━━━ ВЫБРАННЫЙ ОТРЫВОК
Страхов идет путем, параллельным Аполлону Григорьеву и Достоевскому. <Он> прежде всего ставит себе задачей определение сущности русского народного духа, причем под народным духом он отнюдь не разумеет простонародный дух, как это делают славянофилы и примыкающие к ним по этому вопросу революционно-радикальные «народники», особенно в их первичной стадии «чернопередельльцев», «народной воли» и проч., метафизическая и пневматическая сущность которых выразилась в грандиозном и подлейшем злодеянии 1 марта 1881 г., предшеств<ующем> финальной Екатеринбургской трагедии. Трудность разбираемой темы заключается в том, что у этих людей литературоубийство и культуроборчество, ненависть к философии, к объективной науке тесно и метафизически переплелись с ненавистью к правопорядку как человеческому <...>[665], к истории родной страны, к ее актуальному бытию, т. е. с отцеубийством и матереубийством. Эта трудность усугубляется еще более тем, что, борясь за простонародный дух против духа народного и уничтожая метафизику и философию в пользу реализма и позитивизма, они уничтожали всякое основание существования для простонародья, уничтожали его живой дух и исторический упор его бытия, его красоту и поэзию, заменяли подлинную и хорошую метафизику и подлинную реальность метафизикой дурной и бездарно-фантастической, подобно тому как, борясь с художественной литературой и поэзией, заменяли ее бездарной прозой и никуда не годной графоманией, безграмотными некультурными виршами, подобно тому как заменяли барина не мужиком, но вонючим разночинцем, врагом как барина, так и мужика, и, желая всюду только политики и стремясь перенести борьбу за культурные ценности в плоскость борьбы за социальной идеал — они на деле перенесли всю эту борьбу в плоскость метафизики, где происходит уже борьба за последние судьбы человеческой души, и где под флагом борьбы Писарева с Пушкиным происходит схватка Дракона с Георгием Победоносцем, и где за невозможностью распять Иисуса Христа во второй раз проповедуется дарвинизм.
━━━━━━
**ЧТО СДЕЛАТЬ**
**1)** Какую задачу, согласно отрывку о Страхове, он прежде всего ставит перед собой?
**2)** Продолжите отрывок о Страхове с того места, на котором он заканчивается.
━━━ СТРОКИ ДАННЫХ
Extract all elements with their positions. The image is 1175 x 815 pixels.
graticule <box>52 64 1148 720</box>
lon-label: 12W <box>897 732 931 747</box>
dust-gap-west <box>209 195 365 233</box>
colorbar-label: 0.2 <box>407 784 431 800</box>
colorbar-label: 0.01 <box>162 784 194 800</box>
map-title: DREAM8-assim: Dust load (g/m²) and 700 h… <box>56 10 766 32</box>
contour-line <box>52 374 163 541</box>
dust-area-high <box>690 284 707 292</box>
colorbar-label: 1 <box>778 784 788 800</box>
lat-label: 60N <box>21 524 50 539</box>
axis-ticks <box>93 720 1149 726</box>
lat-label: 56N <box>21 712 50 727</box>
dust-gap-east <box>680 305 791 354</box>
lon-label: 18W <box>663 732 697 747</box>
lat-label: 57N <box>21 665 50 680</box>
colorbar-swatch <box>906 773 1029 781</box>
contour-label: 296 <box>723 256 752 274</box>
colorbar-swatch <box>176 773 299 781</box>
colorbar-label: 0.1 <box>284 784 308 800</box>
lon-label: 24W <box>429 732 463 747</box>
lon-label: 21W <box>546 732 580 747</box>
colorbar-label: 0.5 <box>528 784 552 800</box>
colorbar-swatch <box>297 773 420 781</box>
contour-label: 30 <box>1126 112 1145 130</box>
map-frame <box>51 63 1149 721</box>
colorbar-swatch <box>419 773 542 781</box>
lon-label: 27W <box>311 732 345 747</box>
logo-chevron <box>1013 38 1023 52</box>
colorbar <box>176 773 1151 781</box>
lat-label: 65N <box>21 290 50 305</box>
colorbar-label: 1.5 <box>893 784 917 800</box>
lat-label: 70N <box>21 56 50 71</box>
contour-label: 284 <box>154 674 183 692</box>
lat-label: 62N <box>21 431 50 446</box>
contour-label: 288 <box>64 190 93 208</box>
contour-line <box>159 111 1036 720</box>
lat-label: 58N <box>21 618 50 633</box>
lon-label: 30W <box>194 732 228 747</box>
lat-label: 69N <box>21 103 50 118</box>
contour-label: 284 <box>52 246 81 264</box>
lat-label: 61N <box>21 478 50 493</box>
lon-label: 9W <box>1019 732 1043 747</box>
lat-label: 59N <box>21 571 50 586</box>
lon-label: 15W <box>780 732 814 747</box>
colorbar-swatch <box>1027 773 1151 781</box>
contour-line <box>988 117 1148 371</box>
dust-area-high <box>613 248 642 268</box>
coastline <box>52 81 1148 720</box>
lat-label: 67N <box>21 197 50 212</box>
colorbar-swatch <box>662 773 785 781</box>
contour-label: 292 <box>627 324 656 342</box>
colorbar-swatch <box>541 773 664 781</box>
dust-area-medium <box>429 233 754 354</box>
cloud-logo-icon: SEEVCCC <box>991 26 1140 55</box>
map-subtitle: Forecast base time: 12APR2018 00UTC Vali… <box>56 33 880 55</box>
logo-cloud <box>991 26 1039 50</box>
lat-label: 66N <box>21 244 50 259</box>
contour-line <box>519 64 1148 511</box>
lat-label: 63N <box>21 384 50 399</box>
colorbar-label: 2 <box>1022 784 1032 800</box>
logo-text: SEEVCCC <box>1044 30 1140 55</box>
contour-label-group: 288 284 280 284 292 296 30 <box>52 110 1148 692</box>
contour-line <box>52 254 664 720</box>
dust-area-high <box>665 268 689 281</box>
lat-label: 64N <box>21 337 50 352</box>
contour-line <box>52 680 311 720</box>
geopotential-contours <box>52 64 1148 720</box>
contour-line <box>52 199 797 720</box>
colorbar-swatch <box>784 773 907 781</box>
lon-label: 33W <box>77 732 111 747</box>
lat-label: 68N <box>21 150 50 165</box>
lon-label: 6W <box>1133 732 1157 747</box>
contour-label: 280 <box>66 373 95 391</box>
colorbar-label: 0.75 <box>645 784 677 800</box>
━━━━━━
**ОТВЕТЫ НИЖЕ**
**1)** Определение сущности русского народного духа.

**2)**
Страхов принял вызов и перенес борьбу в чисто метафизическую и онтологическую плоскость и показал, что материализм и позитивизм есть по существу отказ от объяснения неприемлемых для них фактов через отрицание их онтологии. Все построено, прежде всего, на отрицании разницы уровней бытия, на отрицании качества в пользу количества, т. е. на энтропии, и глубоко ошибаются некоторые, приписывая открытие философии неравенства себе, а не Страхову и думающие, что умолчанием о Страхове и прославлением Белинского с Чернышевским они скроют вопиющую истину. Вот слова Страхова в подлиннике, которыми этот мыслитель передает сущность мировоззрения шестидесятников и их эпигонов и всего того, что от них пошло:

«Между Богом и природой нет разницы. Бог есть природа, олицетворенная человеческой фантазией. Между духом и материей нет разницы. Дух есть некоторая деятельность материи. Между организмами и мертвыми телами нет разницы. Организмы суть создания физических и химических сил. Между животными и растениями нет различия... Между человеком и животным нет различия. Душевные явления человека совершаются точно так же, как и у животных. Между душою и телом нет различия. Душа есть некоторая деятельность тела. Между мужчиною и женщиною нет различия. Женщина есть как бы безбородый мужчина. Между нравственностью и стремлением к счастью нет различия. Нравственно то, что ведет к человеческому благополучию. Между прекрасным и полезным нет различия. Прекрасно только то, что ведет к некоторой пользе.» (цит. у Чижевского, с. 280, там же). Страхов считает, что, последовательно рассуждая, эти лица должны были прийти к заключению, что «все человеческое развитие имеет столько же мало значения, как плесень или лишаи, которыми покрывается всякая возможная поверхность» (там же).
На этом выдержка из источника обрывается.